Work to be completed | Please repeat all of the lines that follow, exactly as written.

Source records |
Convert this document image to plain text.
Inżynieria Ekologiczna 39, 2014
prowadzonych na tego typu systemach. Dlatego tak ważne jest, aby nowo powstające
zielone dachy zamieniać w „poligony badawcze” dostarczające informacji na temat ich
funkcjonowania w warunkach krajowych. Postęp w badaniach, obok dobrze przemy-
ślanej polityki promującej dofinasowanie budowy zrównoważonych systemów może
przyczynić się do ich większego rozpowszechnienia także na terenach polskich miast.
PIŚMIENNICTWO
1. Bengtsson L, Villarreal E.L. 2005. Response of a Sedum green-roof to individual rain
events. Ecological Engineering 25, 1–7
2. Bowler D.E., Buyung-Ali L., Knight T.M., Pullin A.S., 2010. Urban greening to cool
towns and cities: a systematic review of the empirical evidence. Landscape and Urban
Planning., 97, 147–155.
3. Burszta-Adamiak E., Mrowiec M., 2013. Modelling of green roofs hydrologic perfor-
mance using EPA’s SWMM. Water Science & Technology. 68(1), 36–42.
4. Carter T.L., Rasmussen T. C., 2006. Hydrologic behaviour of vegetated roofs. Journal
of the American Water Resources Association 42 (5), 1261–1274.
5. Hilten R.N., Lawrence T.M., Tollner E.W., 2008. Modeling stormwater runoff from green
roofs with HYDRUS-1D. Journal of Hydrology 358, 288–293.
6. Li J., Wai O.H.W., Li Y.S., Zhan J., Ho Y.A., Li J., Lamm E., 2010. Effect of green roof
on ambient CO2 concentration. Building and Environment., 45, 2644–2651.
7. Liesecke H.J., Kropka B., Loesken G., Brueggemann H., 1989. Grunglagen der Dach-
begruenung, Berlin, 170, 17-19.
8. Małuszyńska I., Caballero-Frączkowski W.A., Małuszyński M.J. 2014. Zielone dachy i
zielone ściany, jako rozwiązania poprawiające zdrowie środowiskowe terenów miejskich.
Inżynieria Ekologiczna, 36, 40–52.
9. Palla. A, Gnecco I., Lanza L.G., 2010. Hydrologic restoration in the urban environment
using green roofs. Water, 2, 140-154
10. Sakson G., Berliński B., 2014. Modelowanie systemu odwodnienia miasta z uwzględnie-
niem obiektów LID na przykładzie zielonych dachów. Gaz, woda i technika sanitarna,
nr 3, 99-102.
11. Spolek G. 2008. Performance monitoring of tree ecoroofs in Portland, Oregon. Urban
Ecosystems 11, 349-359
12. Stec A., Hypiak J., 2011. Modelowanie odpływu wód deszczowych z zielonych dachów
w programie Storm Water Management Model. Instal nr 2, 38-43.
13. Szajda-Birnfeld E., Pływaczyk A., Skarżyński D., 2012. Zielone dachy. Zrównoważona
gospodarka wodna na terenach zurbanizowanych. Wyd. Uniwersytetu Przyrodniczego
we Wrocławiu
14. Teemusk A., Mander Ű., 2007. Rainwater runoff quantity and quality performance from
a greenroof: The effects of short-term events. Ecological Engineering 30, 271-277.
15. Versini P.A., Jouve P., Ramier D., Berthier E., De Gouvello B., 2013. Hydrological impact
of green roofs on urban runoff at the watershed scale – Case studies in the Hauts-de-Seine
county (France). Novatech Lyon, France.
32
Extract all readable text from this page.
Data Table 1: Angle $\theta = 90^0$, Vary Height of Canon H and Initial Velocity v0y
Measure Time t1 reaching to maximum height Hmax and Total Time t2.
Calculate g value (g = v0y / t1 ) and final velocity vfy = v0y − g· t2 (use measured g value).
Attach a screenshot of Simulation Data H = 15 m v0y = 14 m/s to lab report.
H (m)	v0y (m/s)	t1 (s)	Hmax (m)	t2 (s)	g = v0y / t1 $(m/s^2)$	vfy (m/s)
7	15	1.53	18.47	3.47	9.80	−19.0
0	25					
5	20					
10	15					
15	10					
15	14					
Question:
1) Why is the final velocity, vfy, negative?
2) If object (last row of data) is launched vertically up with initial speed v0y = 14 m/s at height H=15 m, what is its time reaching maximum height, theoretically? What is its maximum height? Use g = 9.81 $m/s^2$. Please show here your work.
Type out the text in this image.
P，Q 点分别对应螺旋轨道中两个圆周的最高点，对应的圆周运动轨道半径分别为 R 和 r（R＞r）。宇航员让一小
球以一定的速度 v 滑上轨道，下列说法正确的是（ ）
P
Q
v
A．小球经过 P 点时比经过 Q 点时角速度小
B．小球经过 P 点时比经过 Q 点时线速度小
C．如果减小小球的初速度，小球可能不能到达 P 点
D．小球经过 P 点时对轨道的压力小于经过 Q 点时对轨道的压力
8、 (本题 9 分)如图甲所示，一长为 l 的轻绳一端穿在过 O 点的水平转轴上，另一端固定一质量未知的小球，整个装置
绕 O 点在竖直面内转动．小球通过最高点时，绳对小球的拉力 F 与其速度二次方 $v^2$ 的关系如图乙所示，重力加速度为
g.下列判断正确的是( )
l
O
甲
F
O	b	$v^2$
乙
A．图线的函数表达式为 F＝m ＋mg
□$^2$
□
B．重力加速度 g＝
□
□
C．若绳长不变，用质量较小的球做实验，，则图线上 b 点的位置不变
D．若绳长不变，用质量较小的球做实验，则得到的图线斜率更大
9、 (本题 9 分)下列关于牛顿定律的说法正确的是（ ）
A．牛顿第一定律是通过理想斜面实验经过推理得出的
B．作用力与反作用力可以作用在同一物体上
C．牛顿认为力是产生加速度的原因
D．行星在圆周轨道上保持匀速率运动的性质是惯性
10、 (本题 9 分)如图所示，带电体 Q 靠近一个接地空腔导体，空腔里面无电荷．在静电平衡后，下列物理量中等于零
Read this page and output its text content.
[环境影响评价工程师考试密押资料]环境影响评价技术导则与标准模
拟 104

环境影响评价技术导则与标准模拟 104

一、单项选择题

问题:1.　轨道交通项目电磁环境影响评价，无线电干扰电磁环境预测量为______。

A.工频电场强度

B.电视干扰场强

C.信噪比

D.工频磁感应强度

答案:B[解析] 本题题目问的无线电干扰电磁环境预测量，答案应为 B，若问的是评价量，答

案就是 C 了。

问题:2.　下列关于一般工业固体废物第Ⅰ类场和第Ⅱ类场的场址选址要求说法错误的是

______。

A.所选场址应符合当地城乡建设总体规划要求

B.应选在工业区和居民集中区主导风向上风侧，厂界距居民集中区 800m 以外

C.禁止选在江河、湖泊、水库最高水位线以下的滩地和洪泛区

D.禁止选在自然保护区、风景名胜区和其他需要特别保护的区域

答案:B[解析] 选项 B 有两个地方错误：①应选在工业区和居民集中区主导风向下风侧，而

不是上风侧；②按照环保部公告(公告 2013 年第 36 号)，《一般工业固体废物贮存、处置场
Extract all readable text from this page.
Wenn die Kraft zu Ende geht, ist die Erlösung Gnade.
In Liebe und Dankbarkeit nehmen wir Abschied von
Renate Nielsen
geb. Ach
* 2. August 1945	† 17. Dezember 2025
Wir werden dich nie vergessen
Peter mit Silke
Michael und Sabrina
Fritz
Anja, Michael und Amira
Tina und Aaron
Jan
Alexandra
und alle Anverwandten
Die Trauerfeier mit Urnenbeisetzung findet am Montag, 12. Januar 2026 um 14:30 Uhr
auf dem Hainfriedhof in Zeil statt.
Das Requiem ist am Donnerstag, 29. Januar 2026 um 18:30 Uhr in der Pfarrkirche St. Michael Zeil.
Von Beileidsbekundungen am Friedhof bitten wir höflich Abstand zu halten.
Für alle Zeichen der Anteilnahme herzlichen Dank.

Worked answer |
Convert this document image to plain text.
Inżynieria Ekologiczna 39, 2014
prowadzonych na tego typu systemach. Dlatego tak ważne jest, aby nowo powstające
zielone dachy zamieniać w „poligony badawcze” dostarczające informacji na temat ich
funkcjonowania w warunkach krajowych. Postęp w badaniach, obok dobrze przemy-
ślanej polityki promującej dofinasowanie budowy zrównoważonych systemów może
przyczynić się do ich większego rozpowszechnienia także na terenach polskich miast.
PIŚMIENNICTWO
1. Bengtsson L, Villarreal E.L. 2005. Response of a Sedum green-roof to individual rain
events. Ecological Engineering 25, 1–7
2. Bowler D.E., Buyung-Ali L., Knight T.M., Pullin A.S., 2010. Urban greening to cool
towns and cities: a systematic review of the empirical evidence. Landscape and Urban
Planning., 97, 147–155.
3. Burszta-Adamiak E., Mrowiec M., 2013. Modelling of green roofs hydrologic perfor-
mance using EPA’s SWMM. Water Science & Technology. 68(1), 36–42.
4. Carter T.L., Rasmussen T. C., 2006. Hydrologic behaviour of vegetated roofs. Journal
of the American Water Resources Association 42 (5), 1261–1274.
5. Hilten R.N., Lawrence T.M., Tollner E.W., 2008. Modeling stormwater runoff from green
roofs with HYDRUS-1D. Journal of Hydrology 358, 288–293.
6. Li J., Wai O.H.W., Li Y.S., Zhan J., Ho Y.A., Li J., Lamm E., 2010. Effect of green roof
on ambient CO2 concentration. Building and Environment., 45, 2644–2651.
7. Liesecke H.J., Kropka B., Loesken G., Brueggemann H., 1989. Grunglagen der Dach-
begruenung, Berlin, 170, 17-19.
8. Małuszyńska I., Caballero-Frączkowski W.A., Małuszyński M.J. 2014. Zielone dachy i
zielone ściany, jako rozwiązania poprawiające zdrowie środowiskowe terenów miejskich.
Inżynieria Ekologiczna, 36, 40–52.
9. Palla. A, Gnecco I., Lanza L.G., 2010. Hydrologic restoration in the urban environment
using green roofs. Water, 2, 140-154
10. Sakson G., Berliński B., 2014. Modelowanie systemu odwodnienia miasta z uwzględnie-
niem obiektów LID na przykładzie zielonych dachów. Gaz, woda i technika sanitarna,
nr 3, 99-102.
11. Spolek G. 2008. Performance monitoring of tree ecoroofs in Portland, Oregon. Urban
Ecosystems 11, 349-359
12. Stec A., Hypiak J., 2011. Modelowanie odpływu wód deszczowych z zielonych dachów
w programie Storm Water Management Model. Instal nr 2, 38-43.
13. Szajda-Birnfeld E., Pływaczyk A., Skarżyński D., 2012. Zielone dachy. Zrównoważona
gospodarka wodna na terenach zurbanizowanych. Wyd. Uniwersytetu Przyrodniczego
we Wrocławiu
14. Teemusk A., Mander Ű., 2007. Rainwater runoff quantity and quality performance from
a greenroof: The effects of short-term events. Ecological Engineering 30, 271-277.
15. Versini P.A., Jouve P., Ramier D., Berthier E., De Gouvello B., 2013. Hydrological impact
of green roofs on urban runoff at the watershed scale – Case studies in the Hauts-de-Seine
county (France). Novatech Lyon, France.
32
Extract all readable text from this page.
Data Table 1: Angle $\theta = 90^0$, Vary Height of Canon H and Initial Velocity v0y
Measure Time t1 reaching to maximum height Hmax and Total Time t2.
Calculate g value (g = v0y / t1 ) and final velocity vfy = v0y − g· t2 (use measured g value).
Attach a screenshot of Simulation Data H = 15 m v0y = 14 m/s to lab report.
H (m)	v0y (m/s)	t1 (s)	Hmax (m)	t2 (s)	g = v0y / t1 $(m/s^2)$	vfy (m/s)
7	15	1.53	18.47	3.47	9.80	−19.0
0	25					
5	20					
10	15					
15	10					
15	14					
Question:
1) Why is the final velocity, vfy, negative?
2) If object (last row of data) is launched vertically up with initial speed v0y = 14 m/s at height H=15 m, what is its time reaching maximum height, theoretically? What is its maximum height? Use g = 9.81 $m/s^2$. Please show here your work.
Type out the text in this image.
P，Q 点分别对应螺旋轨道中两个圆周的最高点，对应的圆周运动轨道半径分别为 R 和 r（R＞r）。宇航员让一小
球以一定的速度 v 滑上轨道，下列说法正确的是（ ）
P
Q
v
A．小球经过 P 点时比经过 Q 点时角速度小
B．小球经过 P 点时比经过 Q 点时线速度小
C．如果减小小球的初速度，小球可能不能到达 P 点
D．小球经过 P 点时对轨道的压力小于经过 Q 点时对轨道的压力
8、 (本题 9 分)如图甲所示，一长为 l 的轻绳一端穿在过 O 点的水平转轴上，另一端固定一质量未知的小球，整个装置
绕 O 点在竖直面内转动．小球通过最高点时，绳对小球的拉力 F 与其速度二次方 $v^2$ 的关系如图乙所示，重力加速度为
g.下列判断正确的是( )
l
O
甲
F
O	b	$v^2$
乙
A．图线的函数表达式为 F＝m ＋mg
□$^2$
□
B．重力加速度 g＝
□
□
C．若绳长不变，用质量较小的球做实验，，则图线上 b 点的位置不变
D．若绳长不变，用质量较小的球做实验，则得到的图线斜率更大
9、 (本题 9 分)下列关于牛顿定律的说法正确的是（ ）
A．牛顿第一定律是通过理想斜面实验经过推理得出的
B．作用力与反作用力可以作用在同一物体上
C．牛顿认为力是产生加速度的原因
D．行星在圆周轨道上保持匀速率运动的性质是惯性
10、 (本题 9 分)如图所示，带电体 Q 靠近一个接地空腔导体，空腔里面无电荷．在静电平衡后，下列物理量中等于零
Read this page and output its text content.
[环境影响评价工程师考试密押资料]环境影响评价技术导则与标准模
拟 104

环境影响评价技术导则与标准模拟 104

一、单项选择题

问题:1.　轨道交通项目电磁环境影响评价，无线电干扰电磁环境预测量为______。

A.工频电场强度

B.电视干扰场强

C.信噪比

D.工频磁感应强度

答案:B[解析] 本题题目问的无线电干扰电磁环境预测量，答案应为 B，若问的是评价量，答

案就是 C 了。

问题:2.　下列关于一般工业固体废物第Ⅰ类场和第Ⅱ类场的场址选址要求说法错误的是

______。

A.所选场址应符合当地城乡建设总体规划要求

B.应选在工业区和居民集中区主导风向上风侧，厂界距居民集中区 800m 以外

C.禁止选在江河、湖泊、水库最高水位线以下的滩地和洪泛区

D.禁止选在自然保护区、风景名胜区和其他需要特别保护的区域

答案:B[解析] 选项 B 有两个地方错误：①应选在工业区和居民集中区主导风向下风侧，而

不是上风侧；②按照环保部公告(公告 2013 年第 36 号)，《一般工业固体废物贮存、处置场
Extract all readable text from this page.
Wenn die Kraft zu Ende geht, ist die Erlösung Gnade.
In Liebe und Dankbarkeit nehmen wir Abschied von
Renate Nielsen
geb. Ach
* 2. August 1945	† 17. Dezember 2025
Wir werden dich nie vergessen
Peter mit Silke
Michael und Sabrina
Fritz
Anja, Michael und Amira
Tina und Aaron
Jan
Alexandra
und alle Anverwandten
Die Trauerfeier mit Urnenbeisetzung findet am Montag, 12. Januar 2026 um 14:30 Uhr
auf dem Hainfriedhof in Zeil statt.
Das Requiem ist am Donnerstag, 29. Januar 2026 um 18:30 Uhr in der Pfarrkirche St. Michael Zeil.
Von Beileidsbekundungen am Friedhof bitten wir höflich Abstand zu halten.
Für alle Zeichen der Anteilnahme herzlichen Dank.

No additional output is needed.